Activity: Copy every line below where the string "progress" is found.
Supplied data below:
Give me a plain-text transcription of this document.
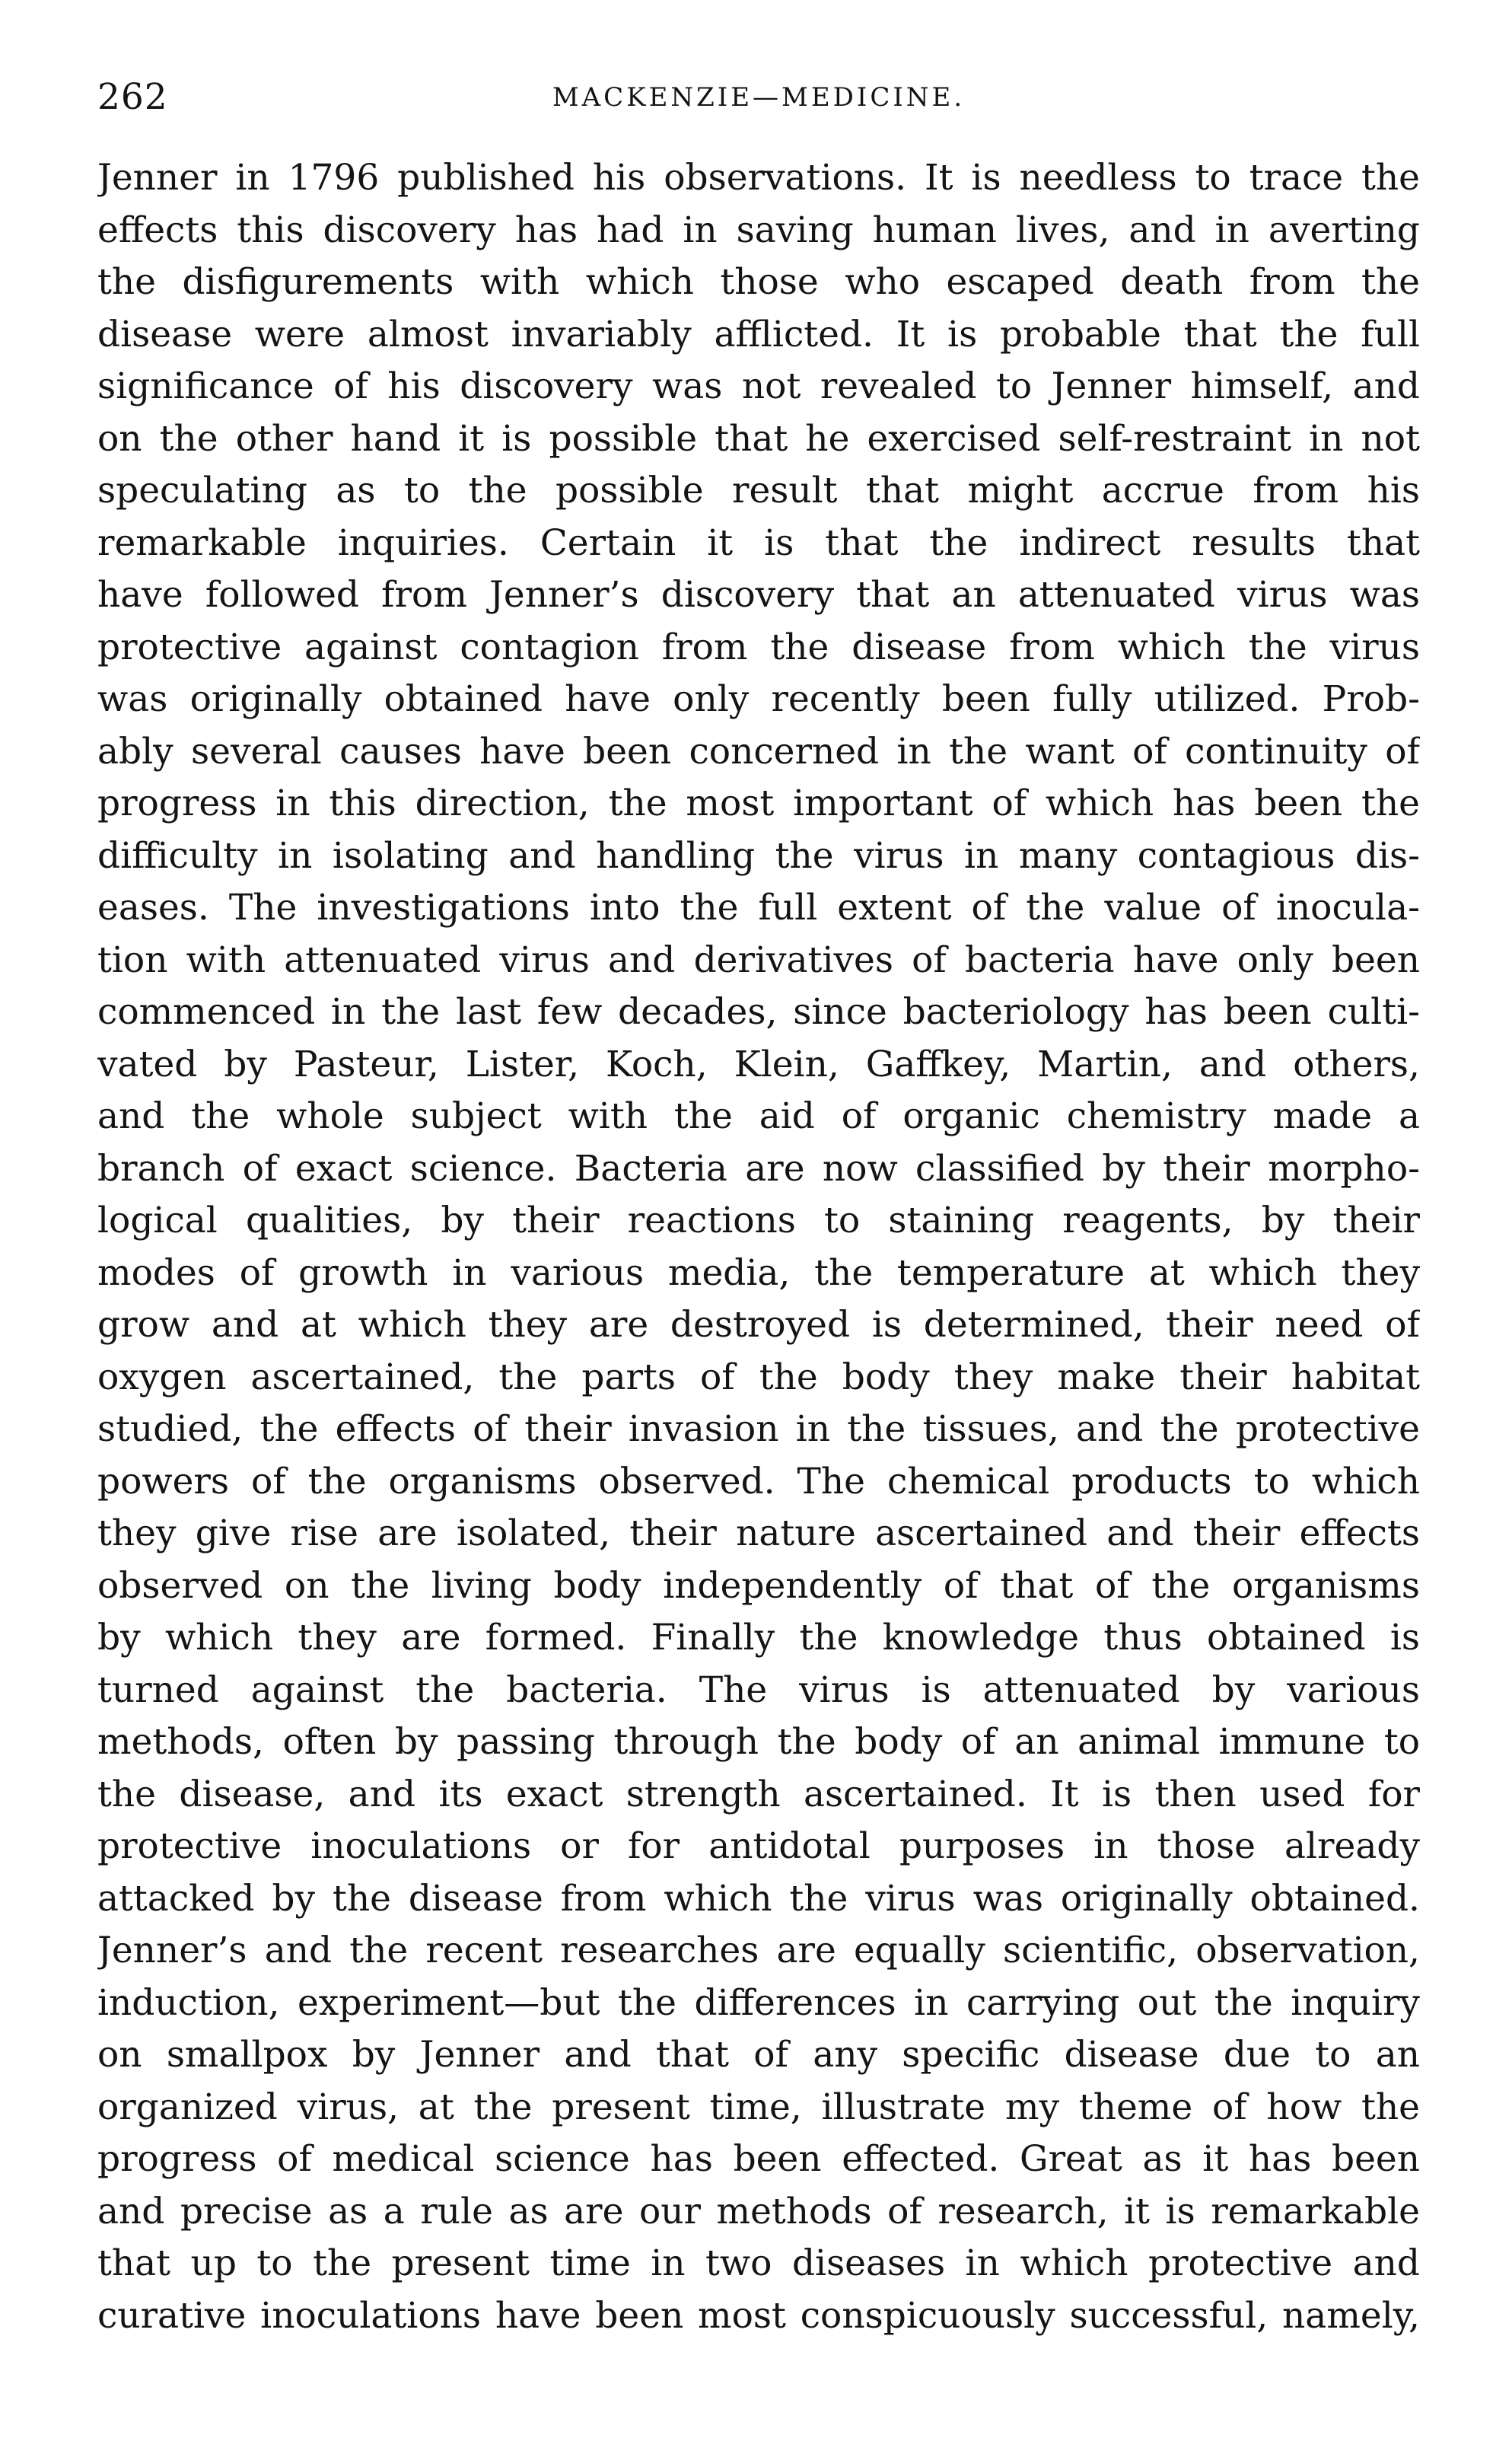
262	MACKENZIE—MEDICINE.
Jenner in 1796 published his observations. It is needless to trace the
effects this discovery has had in saving human lives, and in averting
the disfigurements with which those who escaped death from the
disease were almost invariably afflicted. It is probable that the full
significance of his discovery was not revealed to Jenner himself, and
on the other hand it is possible that he exercised self-restraint in not
speculating as to the possible result that might accrue from his
remarkable inquiries. Certain it is that the indirect results that
have followed from Jenner’s discovery that an attenuated virus was
protective against contagion from the disease from which the virus
was originally obtained have only recently been fully utilized. Prob-
ably several causes have been concerned in the want of continuity of
progress in this direction, the most important of which has been the
difficulty in isolating and handling the virus in many contagious dis-
eases. The investigations into the full extent of the value of inocula-
tion with attenuated virus and derivatives of bacteria have only been
commenced in the last few decades, since bacteriology has been culti-
vated by Pasteur, Lister, Koch, Klein, Gaffkey, Martin, and others,
and the whole subject with the aid of organic chemistry made a
branch of exact science. Bacteria are now classified by their morpho-
logical qualities, by their reactions to staining reagents, by their
modes of growth in various media, the temperature at which they
grow and at which they are destroyed is determined, their need of
oxygen ascertained, the parts of the body they make their habitat
studied, the effects of their invasion in the tissues, and the protective
powers of the organisms observed. The chemical products to which
they give rise are isolated, their nature ascertained and their effects
observed on the living body independently of that of the organisms
by which they are formed. Finally the knowledge thus obtained is
turned against the bacteria. The virus is attenuated by various
methods, often by passing through the body of an animal immune to
the disease, and its exact strength ascertained. It is then used for
protective inoculations or for antidotal purposes in those already
attacked by the disease from which the virus was originally obtained.
Jenner’s and the recent researches are equally scientific, observation,
induction, experiment—but the differences in carrying out the inquiry
on smallpox by Jenner and that of any specific disease due to an
organized virus, at the present time, illustrate my theme of how the
progress of medical science has been effected. Great as it has been
and precise as a rule as are our methods of research, it is remarkable
that up to the present time in two diseases in which protective and
curative inoculations have been most conspicuously successful, namely,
End of Supplied data.
Solution:
progress in this direction, the most important of which has been the
progress of medical science has been effected. Great as it has been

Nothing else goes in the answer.